- [Stated task]: For the copy, please give all of the data again exactly and leave the pictures out.

--- start of Data for this exercise ---

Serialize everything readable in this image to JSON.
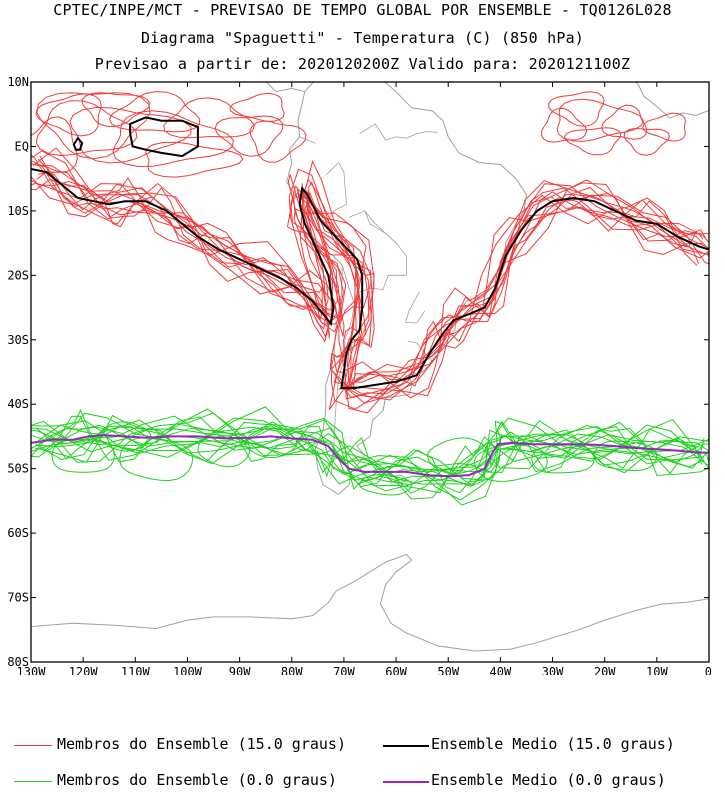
{
  "header": {
    "line1": "CPTEC/INPE/MCT - PREVISAO DE TEMPO GLOBAL POR ENSEMBLE - TQ0126L028",
    "line2": "Diagrama \"Spaguetti\" - Temperatura (C) (850 hPa)",
    "line3": "Previsao a partir de: 2020120200Z  Valido para: 2020121100Z"
  },
  "axes": {
    "lat_labels": [
      "10N",
      "EQ",
      "10S",
      "20S",
      "30S",
      "40S",
      "50S",
      "60S",
      "70S",
      "80S"
    ],
    "lon_labels": [
      "130W",
      "120W",
      "110W",
      "100W",
      "90W",
      "80W",
      "70W",
      "60W",
      "50W",
      "40W",
      "30W",
      "20W",
      "10W",
      "0"
    ]
  },
  "legend": {
    "members_15": "Membros do Ensemble (15.0 graus)",
    "mean_15": "Ensemble Medio (15.0 graus)",
    "members_0": "Membros do Ensemble (0.0 graus)",
    "mean_0": "Ensemble Medio (0.0 graus)"
  },
  "colors": {
    "members_15": "#f03c3c",
    "mean_15": "#000000",
    "members_0": "#1ed21e",
    "mean_0": "#a020c8",
    "coast": "#a0a0a0"
  },
  "map": {
    "lon_range": [
      -130,
      0
    ],
    "lat_range": [
      -80,
      10
    ],
    "mean_15_path": [
      [
        -130,
        -3.5
      ],
      [
        -127,
        -4
      ],
      [
        -124,
        -6
      ],
      [
        -121,
        -8
      ],
      [
        -118,
        -8.5
      ],
      [
        -115,
        -9
      ],
      [
        -112,
        -8.5
      ],
      [
        -108,
        -8.5
      ],
      [
        -104,
        -10
      ],
      [
        -101,
        -12
      ],
      [
        -98,
        -14
      ],
      [
        -94,
        -16
      ],
      [
        -90,
        -17.5
      ],
      [
        -86,
        -19
      ],
      [
        -82,
        -20.5
      ],
      [
        -79,
        -22
      ],
      [
        -76,
        -24
      ],
      [
        -74,
        -26
      ],
      [
        -72.5,
        -27.5
      ],
      [
        -72,
        -25
      ],
      [
        -73,
        -20
      ],
      [
        -75.5,
        -15.5
      ],
      [
        -77.5,
        -12
      ],
      [
        -78.5,
        -9
      ],
      [
        -78,
        -6.5
      ],
      [
        -77,
        -7.5
      ],
      [
        -74.5,
        -11.5
      ],
      [
        -71,
        -14.5
      ],
      [
        -67.5,
        -17.5
      ],
      [
        -66.5,
        -20
      ],
      [
        -66.5,
        -25
      ],
      [
        -67,
        -28.5
      ],
      [
        -68.5,
        -30
      ],
      [
        -69.5,
        -32
      ],
      [
        -70,
        -35
      ],
      [
        -70.5,
        -37.5
      ],
      [
        -68,
        -37.5
      ],
      [
        -64,
        -37
      ],
      [
        -60,
        -36.5
      ],
      [
        -56,
        -35.5
      ],
      [
        -53.5,
        -32
      ],
      [
        -51,
        -29
      ],
      [
        -49,
        -27
      ],
      [
        -46,
        -26
      ],
      [
        -43,
        -25
      ],
      [
        -41,
        -22
      ],
      [
        -39,
        -17
      ],
      [
        -36,
        -13
      ],
      [
        -33,
        -10
      ],
      [
        -30,
        -8.5
      ],
      [
        -26,
        -8
      ],
      [
        -22,
        -8.5
      ],
      [
        -18,
        -10
      ],
      [
        -14,
        -11.5
      ],
      [
        -10,
        -12
      ],
      [
        -6,
        -14
      ],
      [
        -2,
        -15.5
      ],
      [
        0,
        -16
      ]
    ],
    "blob_15": [
      [
        -111,
        3.5
      ],
      [
        -108,
        4.5
      ],
      [
        -105,
        4
      ],
      [
        -101,
        4
      ],
      [
        -98,
        3
      ],
      [
        -98,
        0
      ],
      [
        -101,
        -1.5
      ],
      [
        -105,
        -1
      ],
      [
        -108,
        -0.5
      ],
      [
        -110.5,
        0
      ],
      [
        -111,
        2
      ]
    ],
    "small_15": [
      [
        -121,
        1.3
      ],
      [
        -120.2,
        0.5
      ],
      [
        -120.6,
        -0.5
      ],
      [
        -121.4,
        -0.5
      ],
      [
        -121.8,
        0.3
      ]
    ],
    "mean_0_path": [
      [
        -130,
        -46
      ],
      [
        -126,
        -45.5
      ],
      [
        -122,
        -45.5
      ],
      [
        -119,
        -45
      ],
      [
        -116,
        -44.8
      ],
      [
        -112,
        -45
      ],
      [
        -108,
        -45.2
      ],
      [
        -103,
        -45
      ],
      [
        -98,
        -45
      ],
      [
        -93,
        -45.3
      ],
      [
        -88,
        -45.2
      ],
      [
        -84,
        -45
      ],
      [
        -80,
        -45.3
      ],
      [
        -76,
        -45.5
      ],
      [
        -73,
        -46.5
      ],
      [
        -71,
        -48.5
      ],
      [
        -69,
        -50
      ],
      [
        -66,
        -50.5
      ],
      [
        -62,
        -50.5
      ],
      [
        -58,
        -50.5
      ],
      [
        -54,
        -51
      ],
      [
        -50,
        -51.2
      ],
      [
        -46,
        -51
      ],
      [
        -43,
        -50
      ],
      [
        -41.5,
        -47.5
      ],
      [
        -40.5,
        -46.2
      ],
      [
        -38,
        -46
      ],
      [
        -34,
        -46.2
      ],
      [
        -30,
        -46.2
      ],
      [
        -26,
        -46.2
      ],
      [
        -22,
        -46.3
      ],
      [
        -18,
        -46.5
      ],
      [
        -14,
        -46.8
      ],
      [
        -10,
        -47
      ],
      [
        -6,
        -47.2
      ],
      [
        -2,
        -47.5
      ],
      [
        0,
        -47.5
      ]
    ]
  }
}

--- end of Data for this exercise ---

- [Task output]:
Serialize everything readable in this image to JSON.
{
  "header": {
    "line1": "CPTEC/INPE/MCT - PREVISAO DE TEMPO GLOBAL POR ENSEMBLE - TQ0126L028",
    "line2": "Diagrama \"Spaguetti\" - Temperatura (C) (850 hPa)",
    "line3": "Previsao a partir de: 2020120200Z  Valido para: 2020121100Z"
  },
  "axes": {
    "lat_labels": [
      "10N",
      "EQ",
      "10S",
      "20S",
      "30S",
      "40S",
      "50S",
      "60S",
      "70S",
      "80S"
    ],
    "lon_labels": [
      "130W",
      "120W",
      "110W",
      "100W",
      "90W",
      "80W",
      "70W",
      "60W",
      "50W",
      "40W",
      "30W",
      "20W",
      "10W",
      "0"
    ]
  },
  "legend": {
    "members_15": "Membros do Ensemble (15.0 graus)",
    "mean_15": "Ensemble Medio (15.0 graus)",
    "members_0": "Membros do Ensemble (0.0 graus)",
    "mean_0": "Ensemble Medio (0.0 graus)"
  },
  "colors": {
    "members_15": "#f03c3c",
    "mean_15": "#000000",
    "members_0": "#1ed21e",
    "mean_0": "#a020c8",
    "coast": "#a0a0a0"
  },
  "map": {
    "lon_range": [
      -130,
      0
    ],
    "lat_range": [
      -80,
      10
    ],
    "mean_15_path": [
      [
        -130,
        -3.5
      ],
      [
        -127,
        -4
      ],
      [
        -124,
        -6
      ],
      [
        -121,
        -8
      ],
      [
        -118,
        -8.5
      ],
      [
        -115,
        -9
      ],
      [
        -112,
        -8.5
      ],
      [
        -108,
        -8.5
      ],
      [
        -104,
        -10
      ],
      [
        -101,
        -12
      ],
      [
        -98,
        -14
      ],
      [
        -94,
        -16
      ],
      [
        -90,
        -17.5
      ],
      [
        -86,
        -19
      ],
      [
        -82,
        -20.5
      ],
      [
        -79,
        -22
      ],
      [
        -76,
        -24
      ],
      [
        -74,
        -26
      ],
      [
        -72.5,
        -27.5
      ],
      [
        -72,
        -25
      ],
      [
        -73,
        -20
      ],
      [
        -75.5,
        -15.5
      ],
      [
        -77.5,
        -12
      ],
      [
        -78.5,
        -9
      ],
      [
        -78,
        -6.5
      ],
      [
        -77,
        -7.5
      ],
      [
        -74.5,
        -11.5
      ],
      [
        -71,
        -14.5
      ],
      [
        -67.5,
        -17.5
      ],
      [
        -66.5,
        -20
      ],
      [
        -66.5,
        -25
      ],
      [
        -67,
        -28.5
      ],
      [
        -68.5,
        -30
      ],
      [
        -69.5,
        -32
      ],
      [
        -70,
        -35
      ],
      [
        -70.5,
        -37.5
      ],
      [
        -68,
        -37.5
      ],
      [
        -64,
        -37
      ],
      [
        -60,
        -36.5
      ],
      [
        -56,
        -35.5
      ],
      [
        -53.5,
        -32
      ],
      [
        -51,
        -29
      ],
      [
        -49,
        -27
      ],
      [
        -46,
        -26
      ],
      [
        -43,
        -25
      ],
      [
        -41,
        -22
      ],
      [
        -39,
        -17
      ],
      [
        -36,
        -13
      ],
      [
        -33,
        -10
      ],
      [
        -30,
        -8.5
      ],
      [
        -26,
        -8
      ],
      [
        -22,
        -8.5
      ],
      [
        -18,
        -10
      ],
      [
        -14,
        -11.5
      ],
      [
        -10,
        -12
      ],
      [
        -6,
        -14
      ],
      [
        -2,
        -15.5
      ],
      [
        0,
        -16
      ]
    ],
    "blob_15": [
      [
        -111,
        3.5
      ],
      [
        -108,
        4.5
      ],
      [
        -105,
        4
      ],
      [
        -101,
        4
      ],
      [
        -98,
        3
      ],
      [
        -98,
        0
      ],
      [
        -101,
        -1.5
      ],
      [
        -105,
        -1
      ],
      [
        -108,
        -0.5
      ],
      [
        -110.5,
        0
      ],
      [
        -111,
        2
      ]
    ],
    "small_15": [
      [
        -121,
        1.3
      ],
      [
        -120.2,
        0.5
      ],
      [
        -120.6,
        -0.5
      ],
      [
        -121.4,
        -0.5
      ],
      [
        -121.8,
        0.3
      ]
    ],
    "mean_0_path": [
      [
        -130,
        -46
      ],
      [
        -126,
        -45.5
      ],
      [
        -122,
        -45.5
      ],
      [
        -119,
        -45
      ],
      [
        -116,
        -44.8
      ],
      [
        -112,
        -45
      ],
      [
        -108,
        -45.2
      ],
      [
        -103,
        -45
      ],
      [
        -98,
        -45
      ],
      [
        -93,
        -45.3
      ],
      [
        -88,
        -45.2
      ],
      [
        -84,
        -45
      ],
      [
        -80,
        -45.3
      ],
      [
        -76,
        -45.5
      ],
      [
        -73,
        -46.5
      ],
      [
        -71,
        -48.5
      ],
      [
        -69,
        -50
      ],
      [
        -66,
        -50.5
      ],
      [
        -62,
        -50.5
      ],
      [
        -58,
        -50.5
      ],
      [
        -54,
        -51
      ],
      [
        -50,
        -51.2
      ],
      [
        -46,
        -51
      ],
      [
        -43,
        -50
      ],
      [
        -41.5,
        -47.5
      ],
      [
        -40.5,
        -46.2
      ],
      [
        -38,
        -46
      ],
      [
        -34,
        -46.2
      ],
      [
        -30,
        -46.2
      ],
      [
        -26,
        -46.2
      ],
      [
        -22,
        -46.3
      ],
      [
        -18,
        -46.5
      ],
      [
        -14,
        -46.8
      ],
      [
        -10,
        -47
      ],
      [
        -6,
        -47.2
      ],
      [
        -2,
        -47.5
      ],
      [
        0,
        -47.5
      ]
    ]
  }
}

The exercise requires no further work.